本村 前回は、ヴェネツィア人が交易により外交術を磨いていった経緯をお話ししました。また、商業活動における彼らの知恵として、国家財政の規模はできるだけ最小限に抑え、なるべく金のかからないようなものにすることがありました。

―― ローマとの比較でいうと、よく言われるのがローマの「パンとサーカス」手法ですが、そのあたりはいかがでしょう。

本村 いや、それとは違うと思いますね。これはつまり国家財政のことで、ローマも国家財政という点では、意外にそれほど大きな規模ではないのです。

―― そこを肥大化させなかったわけですね。

本村 ええ。小さな地域におけるローカルな金持ちや富豪を自分たちの国家に取り込むことによって、肥大化させないようにしていたのですね。だから、全体としての国家財政と役人の規模をそんなに大きくしないことに、ヴェネツィアはまず意を注いだというわけです。

*****

• [練習問題]:
(a) ヴェネツィアの国家財政をめぐる対談について、次の問いに答えてください。
(i) 本村は、前回何について話したと述べていますか。
(ii) 聞き手がローマとの比較で挙げた手法は何ですか。
(iii) 国家財政を肥大化させないために、何を自分たちの国家に取り込んだと本村は述べていますか。
(b) ヴェネツィアの国家財政をめぐる対談で、本村の発言はそれぞれ何という文で始まっていますか。各発言の最初の文をすべて書き出してください。
(c) ヴェネツィアの国家財政をめぐる対談を、最後の文の後から引き継いで書き進めてください。

*****

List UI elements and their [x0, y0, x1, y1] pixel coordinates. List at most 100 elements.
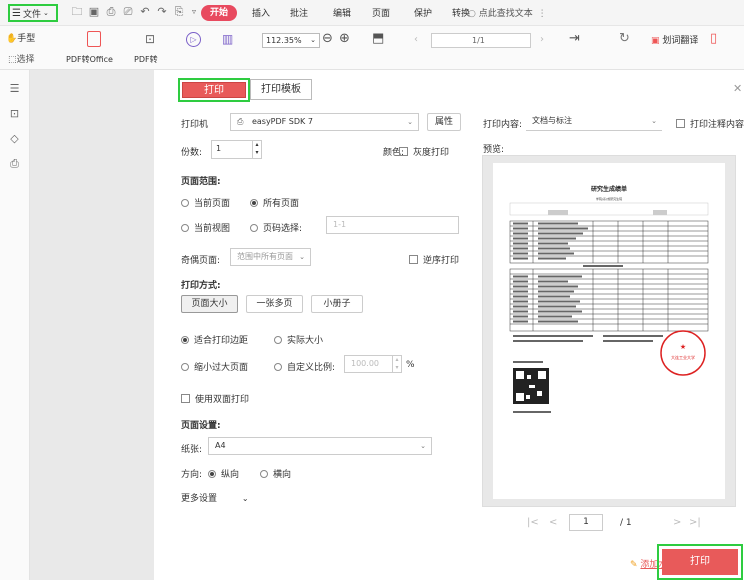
- pdf-convert-label[interactable]: PDF转: [134, 54, 158, 65]
- page-select-input[interactable]: 1-1: [326, 216, 459, 234]
- tab-edit[interactable]: 编辑: [333, 6, 351, 19]
- grayscale-label: 灰度打印: [413, 148, 450, 158]
- page-input[interactable]: 1/1: [431, 33, 531, 48]
- copies-input[interactable]: 1 ▴ ▾: [211, 140, 262, 159]
- radio-all-pages[interactable]: 所有页面: [250, 196, 299, 209]
- print-icon[interactable]: ⎙: [104, 5, 118, 19]
- redacted-field: [548, 210, 568, 215]
- image-icon[interactable]: ⊡: [145, 32, 155, 46]
- custom-scale-label: 自定义比例:: [287, 363, 336, 373]
- radio-actual-size[interactable]: 实际大小: [274, 333, 323, 346]
- tab-insert[interactable]: 插入: [252, 6, 270, 19]
- mode-page-size-button[interactable]: 页面大小: [181, 295, 238, 313]
- document-icon[interactable]: ▯: [710, 31, 717, 46]
- prev-page-icon[interactable]: <: [549, 517, 557, 528]
- redo-icon[interactable]: ↷: [155, 5, 169, 19]
- tab-print[interactable]: 打印: [178, 78, 250, 102]
- zoom-in-icon[interactable]: ⊕: [339, 31, 350, 46]
- print-comments-checkbox[interactable]: 打印注释内容: [676, 117, 744, 130]
- save-icon[interactable]: ▣: [87, 5, 101, 19]
- radio: [181, 335, 189, 344]
- file-menu[interactable]: ☰ 文件 ⌄: [8, 4, 58, 22]
- mode-booklet-button[interactable]: 小册子: [311, 295, 363, 313]
- radio-portrait[interactable]: 纵向: [208, 467, 239, 480]
- stepper-icon[interactable]: ▴ ▾: [392, 356, 401, 372]
- chevron-down-icon: ⌄: [299, 253, 305, 261]
- rotate-icon[interactable]: ↻: [619, 31, 630, 46]
- first-page-icon[interactable]: |<: [527, 517, 539, 528]
- current-view-label: 当前视图: [194, 224, 231, 234]
- stepper-icon[interactable]: ▴ ▾: [252, 141, 261, 158]
- search-box[interactable]: ○ 点此查找文本 ⋮: [468, 6, 547, 19]
- duplex-checkbox[interactable]: 使用双面打印: [181, 392, 249, 405]
- next-page-icon[interactable]: >: [673, 517, 681, 528]
- page-indicator: 1/1: [472, 36, 485, 45]
- more-settings[interactable]: 更多设置 ⌄: [181, 491, 249, 504]
- tab-page[interactable]: 页面: [372, 6, 390, 19]
- open-folder-icon[interactable]: 🗀: [70, 5, 84, 19]
- export-icon[interactable]: ⎘: [172, 5, 186, 19]
- print-button[interactable]: 打印: [662, 549, 738, 575]
- thumbnail-icon[interactable]: ⊡: [8, 107, 21, 120]
- seal-text: 大连工业大学: [671, 354, 695, 360]
- grade-table-1: [509, 220, 709, 264]
- official-seal: 大连工业大学 ★: [660, 330, 706, 376]
- radio-shrink[interactable]: 缩小过大页面: [181, 360, 248, 373]
- menu-bar: ☰ 文件 ⌄ 🗀 ▣ ⎙ ⎚ ↶ ↷ ⎘ ▿ 开始 插入 批注 编辑 页面 保护…: [0, 0, 744, 26]
- print-content-select[interactable]: 文档与标注 ⌄: [526, 113, 662, 131]
- play-icon[interactable]: ▷: [186, 32, 201, 47]
- qr-code: [513, 368, 549, 404]
- custom-scale-input[interactable]: 100.00 ▴ ▾: [344, 355, 402, 373]
- properties-button[interactable]: 属性: [427, 113, 461, 131]
- zoom-select[interactable]: 112.35% ⌄: [262, 33, 320, 48]
- paper-label: 纸张:: [181, 445, 203, 455]
- paper-select[interactable]: A4 ⌄: [208, 437, 432, 455]
- last-page-icon[interactable]: ⇥: [569, 31, 580, 46]
- mode-multi-button[interactable]: 一张多页: [246, 295, 303, 313]
- radio-custom-scale[interactable]: 自定义比例:: [274, 360, 335, 373]
- attachment-icon[interactable]: ⎙: [8, 157, 21, 170]
- radio-page-select[interactable]: 页码选择:: [250, 221, 302, 234]
- printer-select[interactable]: ⎙ easyPDF SDK 7 ⌄: [230, 113, 419, 131]
- odd-even-label: 奇偶页面:: [181, 256, 221, 266]
- last-page-icon[interactable]: >|: [689, 517, 701, 528]
- zoom-out-icon[interactable]: ⊖: [322, 31, 333, 46]
- tab-print-template[interactable]: 打印模板: [250, 79, 312, 100]
- select-tool[interactable]: ⬚选择: [8, 52, 35, 65]
- fit-page-icon[interactable]: ⬒: [372, 31, 384, 46]
- close-icon[interactable]: ✕: [733, 82, 742, 95]
- preview-page-input[interactable]: 1: [569, 514, 603, 531]
- redacted-field: [653, 210, 667, 215]
- pdf-to-office-icon[interactable]: [87, 31, 101, 47]
- next-page-icon[interactable]: ›: [540, 34, 544, 45]
- outline-icon[interactable]: ☰: [8, 82, 21, 95]
- radio: [181, 223, 189, 232]
- pdf-to-office-label[interactable]: PDF转Office: [66, 54, 113, 65]
- radio-current-view[interactable]: 当前视图: [181, 221, 230, 234]
- radio-current-page[interactable]: 当前页面: [181, 196, 230, 209]
- grayscale-checkbox[interactable]: 灰度打印: [399, 145, 449, 158]
- annotation-icon[interactable]: ◇: [8, 132, 21, 145]
- zoom-value: 112.35%: [266, 36, 302, 45]
- tab-start[interactable]: 开始: [201, 5, 237, 21]
- print-preview-icon[interactable]: ⎚: [121, 5, 135, 19]
- more-dropdown-icon[interactable]: ▿: [187, 5, 201, 19]
- prev-page-icon[interactable]: ‹: [414, 34, 418, 45]
- more-icon: ⋮: [537, 9, 547, 19]
- cursor-icon: ⬚: [8, 55, 17, 65]
- print-content-label: 打印内容:: [483, 120, 523, 130]
- radio-landscape[interactable]: 横向: [260, 467, 291, 480]
- print-comments-label: 打印注释内容: [690, 120, 744, 130]
- chevron-down-icon: ⌄: [42, 9, 49, 17]
- radio-fit-margin[interactable]: 适合打印边距: [181, 333, 248, 346]
- undo-icon[interactable]: ↶: [138, 5, 152, 19]
- odd-even-select[interactable]: 范围中所有页面 ⌄: [230, 248, 311, 266]
- copies-label: 份数:: [181, 148, 203, 158]
- hand-tool[interactable]: ✋手型: [6, 31, 35, 44]
- translate-button[interactable]: ▣ 划词翻译: [651, 33, 698, 46]
- reverse-checkbox[interactable]: 逆序打印: [409, 253, 459, 266]
- tab-print-label: 打印: [182, 82, 246, 98]
- tab-protect[interactable]: 保护: [414, 6, 432, 19]
- tab-annotate[interactable]: 批注: [290, 6, 308, 19]
- two-page-icon[interactable]: ▥: [222, 32, 233, 46]
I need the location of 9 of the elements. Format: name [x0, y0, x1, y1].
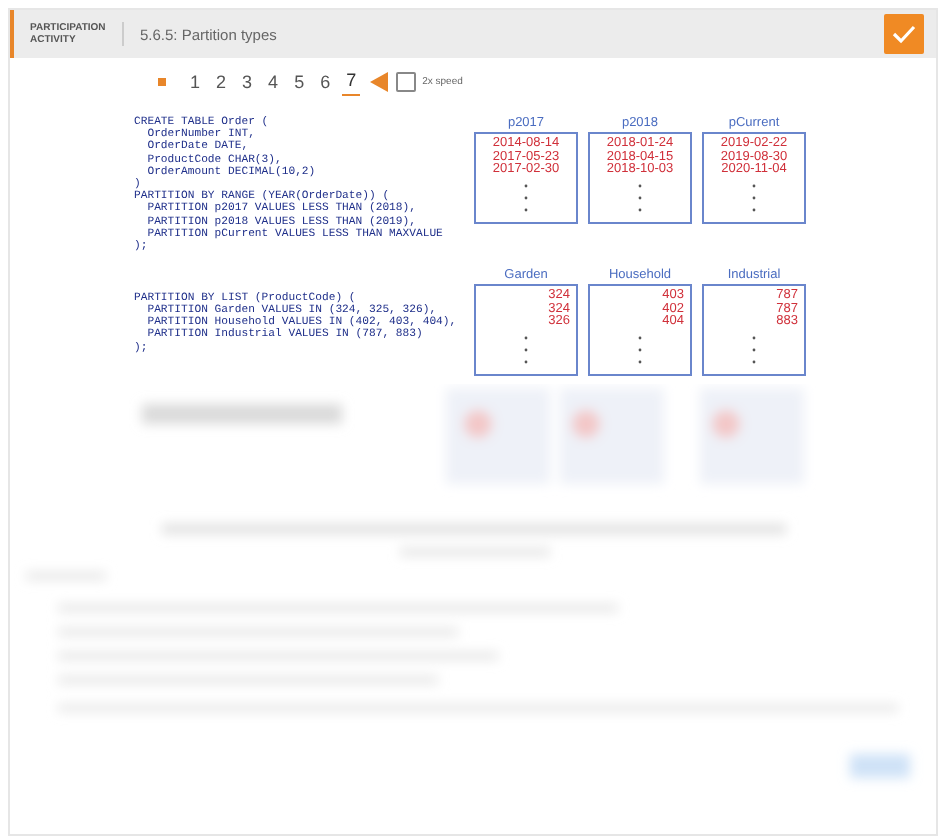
step-button[interactable]: 3	[238, 69, 257, 95]
step-button[interactable]: 7	[342, 68, 361, 96]
play-back-icon[interactable]	[370, 72, 389, 92]
step-button[interactable]: 5	[290, 69, 309, 95]
step-button[interactable]: 6	[316, 69, 335, 95]
step-button[interactable]: 4	[264, 69, 283, 95]
step-button[interactable]: 2	[212, 69, 231, 95]
step-button[interactable]: 1	[186, 69, 205, 95]
speed-checkbox[interactable]	[396, 72, 417, 92]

*****

• [解答]:
(a)
(i) ヴェネツィア人が交易により外交術を磨いていった経緯
(ii) 「パンとサーカス」手法
(iii) 小さな地域におけるローカルな金持ちや富豪

(b)
前回は、ヴェネツィア人が交易により外交術を磨いていった経緯をお話ししました。
いや、それとは違うと思いますね。
ええ。

(c)
 それから「複式簿記」が出てきます。商業交易を行っていく際に合理的にさばけるような簿記や帳簿のシステムがつくられていきました。それから銀行もできました。現代の銀行とは少し違いますが、ある程度お金を預けておけば、一定の地域から一定の地域に現物のお金を運ばなくても、支店のようなところを通じて受け取れるということが、帳簿を用いることでできるようになりました。

―― 帳簿と伝票だけで済んでしまうわけですね。

本村 ええ。そういうシステムをある程度開発していただろうということで、商業交易でのし上がっていっているため、それに付随するさまざまな工夫が行われていました。それがヴェネツィアの特徴であって、できるだけ財政的にも最小規模の国家をヴェネツィアは体現しました。


●自由尊重の気風とドージェ直接選挙のジレンマ


本村 独裁政については、まず彼らはローマの発端の時期を見ていたでしょうし、ゲルマン民族が独裁政を敷いていたことも見ていました。そういう中にあって、ヴェネツィア人たちはできるだけ自分たちの自由を尊重する方向を選びました。

 彼らはそもそも発端において、ゴート人やゲルマン民族の一派がやってくることを嫌って避難しました。それは、自分たちの自由を守りたいという意識がことさら強かったからだと思います。だからこそ彼らは、自分たちの中に独裁者をできる限り登場...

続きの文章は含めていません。